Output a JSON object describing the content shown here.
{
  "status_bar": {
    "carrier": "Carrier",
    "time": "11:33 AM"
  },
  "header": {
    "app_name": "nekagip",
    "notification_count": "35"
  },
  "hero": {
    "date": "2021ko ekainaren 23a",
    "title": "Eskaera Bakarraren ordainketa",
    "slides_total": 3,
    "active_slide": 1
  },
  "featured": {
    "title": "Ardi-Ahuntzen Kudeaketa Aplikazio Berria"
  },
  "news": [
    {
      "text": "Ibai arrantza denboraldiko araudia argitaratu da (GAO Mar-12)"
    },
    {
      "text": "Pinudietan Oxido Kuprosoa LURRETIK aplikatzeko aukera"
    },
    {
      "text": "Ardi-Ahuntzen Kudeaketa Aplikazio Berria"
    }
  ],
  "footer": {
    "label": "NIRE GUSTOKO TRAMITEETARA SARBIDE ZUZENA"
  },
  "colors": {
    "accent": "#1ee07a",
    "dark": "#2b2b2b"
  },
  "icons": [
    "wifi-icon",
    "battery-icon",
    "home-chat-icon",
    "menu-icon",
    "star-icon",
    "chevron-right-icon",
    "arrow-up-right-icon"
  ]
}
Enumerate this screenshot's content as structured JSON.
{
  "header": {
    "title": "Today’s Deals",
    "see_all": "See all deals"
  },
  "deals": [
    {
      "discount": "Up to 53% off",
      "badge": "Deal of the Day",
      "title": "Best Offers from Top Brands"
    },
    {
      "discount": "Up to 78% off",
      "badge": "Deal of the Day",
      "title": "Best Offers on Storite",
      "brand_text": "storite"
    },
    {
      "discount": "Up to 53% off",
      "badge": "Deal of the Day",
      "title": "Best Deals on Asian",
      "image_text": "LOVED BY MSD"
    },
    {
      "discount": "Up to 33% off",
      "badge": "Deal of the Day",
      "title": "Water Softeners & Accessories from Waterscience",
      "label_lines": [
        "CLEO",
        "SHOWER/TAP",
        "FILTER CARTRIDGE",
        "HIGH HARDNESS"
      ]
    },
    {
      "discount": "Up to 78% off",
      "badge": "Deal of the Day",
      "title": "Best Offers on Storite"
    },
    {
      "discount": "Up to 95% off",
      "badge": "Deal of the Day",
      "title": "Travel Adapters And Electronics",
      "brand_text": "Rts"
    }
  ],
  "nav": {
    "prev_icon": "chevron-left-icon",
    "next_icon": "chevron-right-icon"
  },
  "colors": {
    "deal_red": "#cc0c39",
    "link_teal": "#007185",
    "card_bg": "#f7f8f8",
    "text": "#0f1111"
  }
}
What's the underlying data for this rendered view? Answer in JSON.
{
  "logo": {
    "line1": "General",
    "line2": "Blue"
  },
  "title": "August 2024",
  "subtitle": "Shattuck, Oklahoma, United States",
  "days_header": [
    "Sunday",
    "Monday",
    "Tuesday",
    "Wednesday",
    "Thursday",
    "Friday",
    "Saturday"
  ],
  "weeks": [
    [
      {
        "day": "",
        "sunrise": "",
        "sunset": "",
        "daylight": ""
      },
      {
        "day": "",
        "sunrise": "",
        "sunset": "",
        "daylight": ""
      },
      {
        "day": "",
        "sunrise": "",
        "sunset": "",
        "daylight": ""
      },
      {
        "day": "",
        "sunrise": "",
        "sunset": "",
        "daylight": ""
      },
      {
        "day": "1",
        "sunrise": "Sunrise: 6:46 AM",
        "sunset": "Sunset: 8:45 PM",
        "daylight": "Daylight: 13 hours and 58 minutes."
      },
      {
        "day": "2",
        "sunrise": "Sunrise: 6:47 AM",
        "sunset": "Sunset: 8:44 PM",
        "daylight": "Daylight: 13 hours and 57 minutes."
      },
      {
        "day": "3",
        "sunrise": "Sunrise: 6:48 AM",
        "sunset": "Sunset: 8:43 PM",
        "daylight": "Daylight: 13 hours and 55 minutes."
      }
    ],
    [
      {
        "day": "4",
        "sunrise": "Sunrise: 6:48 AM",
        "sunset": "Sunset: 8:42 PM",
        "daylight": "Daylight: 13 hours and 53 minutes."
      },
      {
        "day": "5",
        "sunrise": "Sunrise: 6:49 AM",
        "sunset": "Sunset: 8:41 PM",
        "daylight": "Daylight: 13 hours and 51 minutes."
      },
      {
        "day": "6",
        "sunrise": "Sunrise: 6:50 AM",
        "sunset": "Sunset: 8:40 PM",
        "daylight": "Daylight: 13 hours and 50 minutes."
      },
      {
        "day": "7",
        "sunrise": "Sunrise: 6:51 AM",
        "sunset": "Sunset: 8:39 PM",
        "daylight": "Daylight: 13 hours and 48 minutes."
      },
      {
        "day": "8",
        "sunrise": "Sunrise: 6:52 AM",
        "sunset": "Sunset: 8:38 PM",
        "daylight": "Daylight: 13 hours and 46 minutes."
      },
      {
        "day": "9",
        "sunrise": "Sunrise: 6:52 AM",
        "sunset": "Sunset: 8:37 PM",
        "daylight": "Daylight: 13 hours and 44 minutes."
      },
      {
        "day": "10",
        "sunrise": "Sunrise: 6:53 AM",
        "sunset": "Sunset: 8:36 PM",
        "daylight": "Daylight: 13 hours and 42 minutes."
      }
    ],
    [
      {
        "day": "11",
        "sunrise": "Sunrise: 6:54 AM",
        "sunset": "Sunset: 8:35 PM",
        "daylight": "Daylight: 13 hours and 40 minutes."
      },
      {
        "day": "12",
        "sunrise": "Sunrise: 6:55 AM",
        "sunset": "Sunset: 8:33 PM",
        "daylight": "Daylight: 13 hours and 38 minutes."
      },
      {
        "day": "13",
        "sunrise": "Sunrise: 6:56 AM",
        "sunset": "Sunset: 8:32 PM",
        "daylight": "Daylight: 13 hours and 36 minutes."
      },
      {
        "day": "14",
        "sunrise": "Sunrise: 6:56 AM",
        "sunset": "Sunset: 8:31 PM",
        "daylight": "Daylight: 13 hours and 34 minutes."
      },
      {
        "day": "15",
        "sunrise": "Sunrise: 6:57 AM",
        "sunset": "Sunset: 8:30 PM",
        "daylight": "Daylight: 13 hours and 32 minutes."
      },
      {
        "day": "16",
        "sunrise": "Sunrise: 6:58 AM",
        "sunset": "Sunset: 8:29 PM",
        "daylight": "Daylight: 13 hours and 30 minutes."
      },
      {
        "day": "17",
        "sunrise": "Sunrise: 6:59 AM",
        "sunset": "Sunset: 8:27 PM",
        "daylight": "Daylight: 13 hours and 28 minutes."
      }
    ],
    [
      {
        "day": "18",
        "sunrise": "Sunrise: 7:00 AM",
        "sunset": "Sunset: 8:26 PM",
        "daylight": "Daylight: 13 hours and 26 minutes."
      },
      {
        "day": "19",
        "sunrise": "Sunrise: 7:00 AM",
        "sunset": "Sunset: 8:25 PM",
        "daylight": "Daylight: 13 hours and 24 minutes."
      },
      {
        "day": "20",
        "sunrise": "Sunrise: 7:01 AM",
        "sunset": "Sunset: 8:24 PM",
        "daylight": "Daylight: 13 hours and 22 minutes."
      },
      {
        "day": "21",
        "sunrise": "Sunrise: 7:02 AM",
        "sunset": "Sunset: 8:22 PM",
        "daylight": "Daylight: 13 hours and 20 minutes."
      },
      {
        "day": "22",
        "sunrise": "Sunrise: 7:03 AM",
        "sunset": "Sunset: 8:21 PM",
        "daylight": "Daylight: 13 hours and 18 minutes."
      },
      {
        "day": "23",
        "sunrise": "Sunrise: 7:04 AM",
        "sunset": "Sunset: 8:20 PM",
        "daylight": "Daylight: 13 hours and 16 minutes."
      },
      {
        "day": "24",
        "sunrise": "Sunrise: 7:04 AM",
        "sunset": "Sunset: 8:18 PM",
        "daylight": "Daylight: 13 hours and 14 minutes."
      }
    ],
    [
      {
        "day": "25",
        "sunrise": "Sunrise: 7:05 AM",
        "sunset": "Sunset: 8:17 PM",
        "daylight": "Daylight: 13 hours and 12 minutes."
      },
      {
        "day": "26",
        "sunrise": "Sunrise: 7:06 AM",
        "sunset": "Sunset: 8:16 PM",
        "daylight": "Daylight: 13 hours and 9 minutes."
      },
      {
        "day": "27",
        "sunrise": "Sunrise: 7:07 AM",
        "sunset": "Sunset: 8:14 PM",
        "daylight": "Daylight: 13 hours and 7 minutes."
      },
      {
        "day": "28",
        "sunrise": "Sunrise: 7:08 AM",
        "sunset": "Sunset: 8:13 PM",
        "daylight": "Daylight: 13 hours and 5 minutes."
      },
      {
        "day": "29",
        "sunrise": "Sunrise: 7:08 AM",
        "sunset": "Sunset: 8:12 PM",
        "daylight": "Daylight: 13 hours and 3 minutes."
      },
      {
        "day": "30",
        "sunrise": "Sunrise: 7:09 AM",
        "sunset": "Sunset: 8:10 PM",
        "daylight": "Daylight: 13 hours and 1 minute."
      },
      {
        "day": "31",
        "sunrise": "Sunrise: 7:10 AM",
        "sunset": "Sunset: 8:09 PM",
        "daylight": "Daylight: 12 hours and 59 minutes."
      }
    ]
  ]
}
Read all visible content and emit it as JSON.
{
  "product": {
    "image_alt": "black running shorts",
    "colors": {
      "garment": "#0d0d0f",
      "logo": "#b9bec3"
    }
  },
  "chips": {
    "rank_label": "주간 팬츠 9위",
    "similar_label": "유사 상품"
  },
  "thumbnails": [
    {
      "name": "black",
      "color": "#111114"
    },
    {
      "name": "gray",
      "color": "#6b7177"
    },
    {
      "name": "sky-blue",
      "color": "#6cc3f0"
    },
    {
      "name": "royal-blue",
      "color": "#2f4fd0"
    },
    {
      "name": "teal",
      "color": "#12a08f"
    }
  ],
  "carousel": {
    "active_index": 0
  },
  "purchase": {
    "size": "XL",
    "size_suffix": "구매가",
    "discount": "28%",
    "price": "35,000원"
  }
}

┄┄┄┄┄┄┄┄┄┄

--- Task brief ---
Repeat exactly, and only, the lines from the line containing "Read all visible content and emit it as JSON." through the last line of the records above, both included.

--- Full output ---
Read all visible content and emit it as JSON.
{
  "product": {
    "image_alt": "black running shorts",
    "colors": {
      "garment": "#0d0d0f",
      "logo": "#b9bec3"
    }
  },
  "chips": {
    "rank_label": "주간 팬츠 9위",
    "similar_label": "유사 상품"
  },
  "thumbnails": [
    {
      "name": "black",
      "color": "#111114"
    },
    {
      "name": "gray",
      "color": "#6b7177"
    },
    {
      "name": "sky-blue",
      "color": "#6cc3f0"
    },
    {
      "name": "royal-blue",
      "color": "#2f4fd0"
    },
    {
      "name": "teal",
      "color": "#12a08f"
    }
  ],
  "carousel": {
    "active_index": 0
  },
  "purchase": {
    "size": "XL",
    "size_suffix": "구매가",
    "discount": "28%",
    "price": "35,000원"
  }
}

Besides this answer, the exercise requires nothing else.